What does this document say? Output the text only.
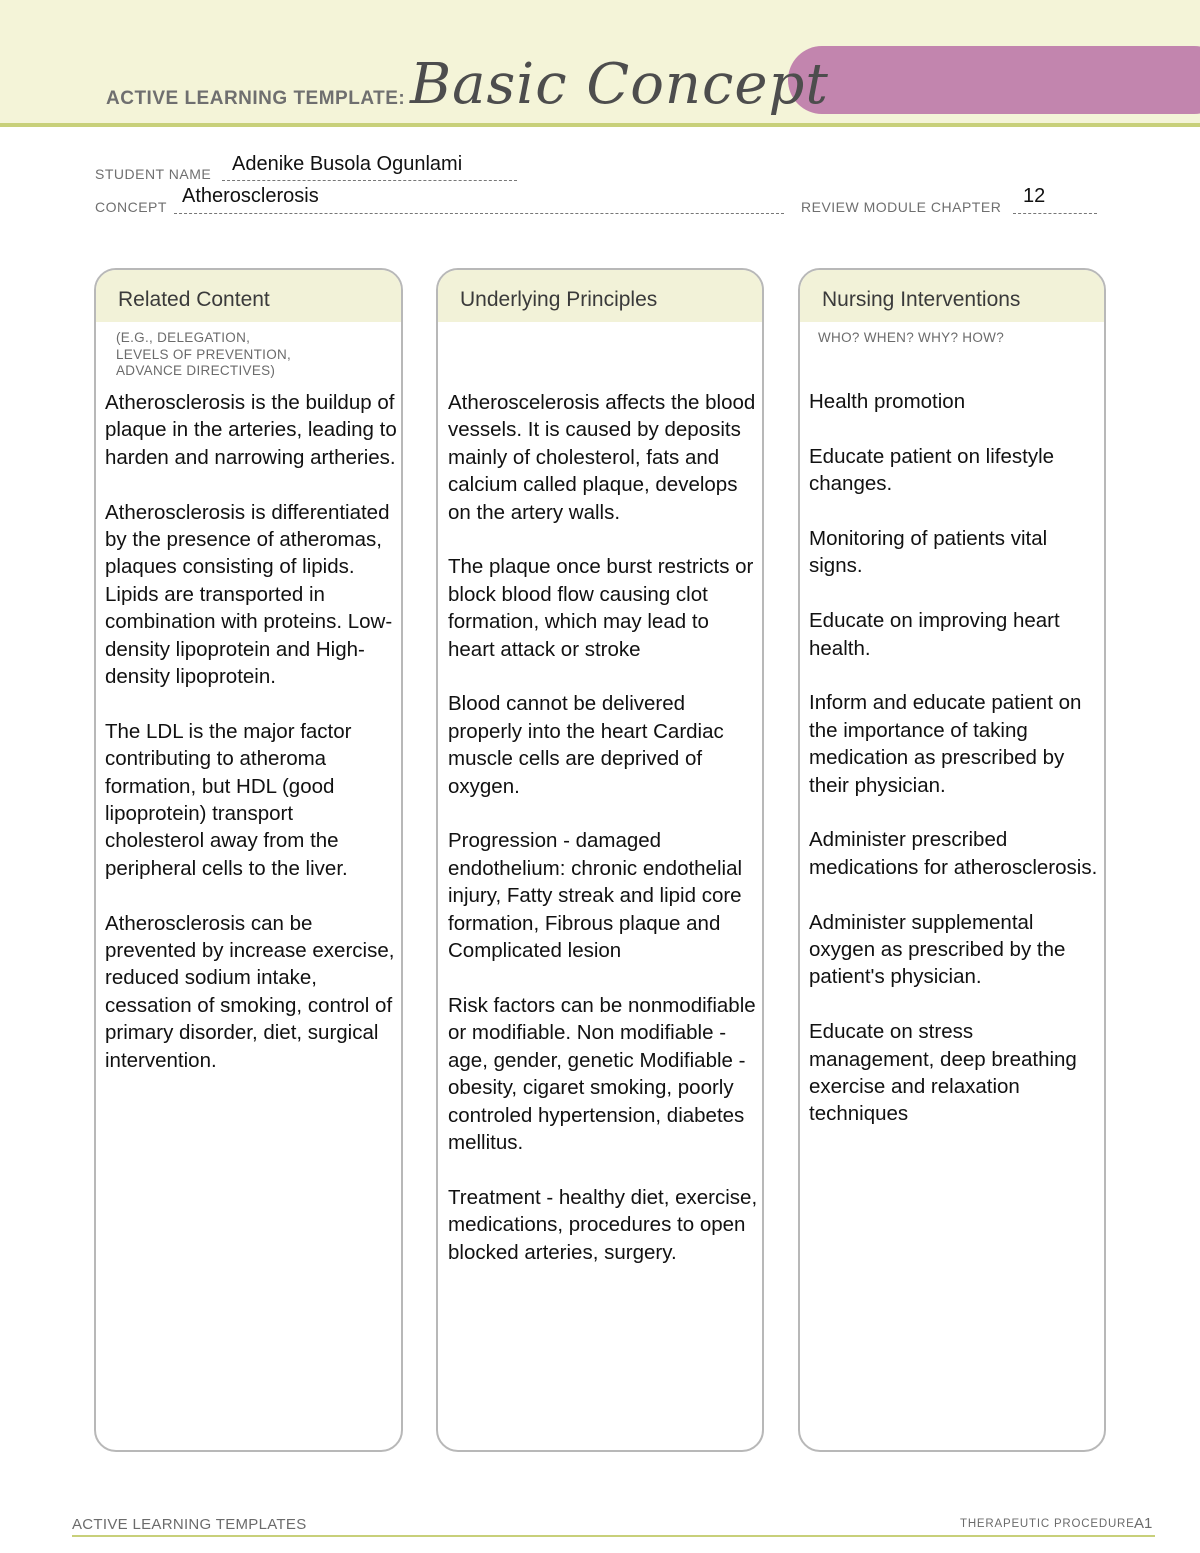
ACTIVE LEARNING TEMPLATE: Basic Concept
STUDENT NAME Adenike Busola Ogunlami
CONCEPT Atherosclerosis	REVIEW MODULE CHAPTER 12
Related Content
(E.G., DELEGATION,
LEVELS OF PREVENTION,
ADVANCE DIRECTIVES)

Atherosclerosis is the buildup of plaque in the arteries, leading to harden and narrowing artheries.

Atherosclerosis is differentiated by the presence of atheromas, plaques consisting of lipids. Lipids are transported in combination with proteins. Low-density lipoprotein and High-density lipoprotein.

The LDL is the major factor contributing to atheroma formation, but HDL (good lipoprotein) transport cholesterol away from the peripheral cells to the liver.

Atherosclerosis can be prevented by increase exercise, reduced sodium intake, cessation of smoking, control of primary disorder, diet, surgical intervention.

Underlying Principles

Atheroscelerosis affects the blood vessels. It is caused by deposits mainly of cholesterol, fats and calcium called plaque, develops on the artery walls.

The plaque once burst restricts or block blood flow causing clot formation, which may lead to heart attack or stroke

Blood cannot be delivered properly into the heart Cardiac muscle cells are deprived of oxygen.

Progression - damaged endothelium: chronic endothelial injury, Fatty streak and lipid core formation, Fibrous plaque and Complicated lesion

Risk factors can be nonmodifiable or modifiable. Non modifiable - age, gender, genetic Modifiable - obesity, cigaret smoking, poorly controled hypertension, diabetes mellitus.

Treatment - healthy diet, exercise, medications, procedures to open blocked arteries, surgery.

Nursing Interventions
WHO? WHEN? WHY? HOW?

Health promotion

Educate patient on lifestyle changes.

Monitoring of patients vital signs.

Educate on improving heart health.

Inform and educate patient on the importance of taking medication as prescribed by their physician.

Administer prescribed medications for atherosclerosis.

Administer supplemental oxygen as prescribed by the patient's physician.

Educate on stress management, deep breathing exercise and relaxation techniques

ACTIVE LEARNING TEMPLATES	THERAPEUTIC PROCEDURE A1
################
### Problem
Wherever a picture appears in the records above, skip it and retype everything else exactly.

### Result of this exercise
What does this document say? Output the text only.
ACTIVE LEARNING TEMPLATE: Basic Concept
STUDENT NAME Adenike Busola Ogunlami
CONCEPT Atherosclerosis	REVIEW MODULE CHAPTER 12
Related Content
(E.G., DELEGATION,
LEVELS OF PREVENTION,
ADVANCE DIRECTIVES)

Atherosclerosis is the buildup of plaque in the arteries, leading to harden and narrowing artheries.

Atherosclerosis is differentiated by the presence of atheromas, plaques consisting of lipids. Lipids are transported in combination with proteins. Low-density lipoprotein and High-density lipoprotein.

The LDL is the major factor contributing to atheroma formation, but HDL (good lipoprotein) transport cholesterol away from the peripheral cells to the liver.

Atherosclerosis can be prevented by increase exercise, reduced sodium intake, cessation of smoking, control of primary disorder, diet, surgical intervention.

Underlying Principles

Atheroscelerosis affects the blood vessels. It is caused by deposits mainly of cholesterol, fats and calcium called plaque, develops on the artery walls.

The plaque once burst restricts or block blood flow causing clot formation, which may lead to heart attack or stroke

Blood cannot be delivered properly into the heart Cardiac muscle cells are deprived of oxygen.

Progression - damaged endothelium: chronic endothelial injury, Fatty streak and lipid core formation, Fibrous plaque and Complicated lesion

Risk factors can be nonmodifiable or modifiable. Non modifiable - age, gender, genetic Modifiable - obesity, cigaret smoking, poorly controled hypertension, diabetes mellitus.

Treatment - healthy diet, exercise, medications, procedures to open blocked arteries, surgery.

Nursing Interventions
WHO? WHEN? WHY? HOW?

Health promotion

Educate patient on lifestyle changes.

Monitoring of patients vital signs.

Educate on improving heart health.

Inform and educate patient on the importance of taking medication as prescribed by their physician.

Administer prescribed medications for atherosclerosis.

Administer supplemental oxygen as prescribed by the patient's physician.

Educate on stress management, deep breathing exercise and relaxation techniques

ACTIVE LEARNING TEMPLATES	THERAPEUTIC PROCEDURE A1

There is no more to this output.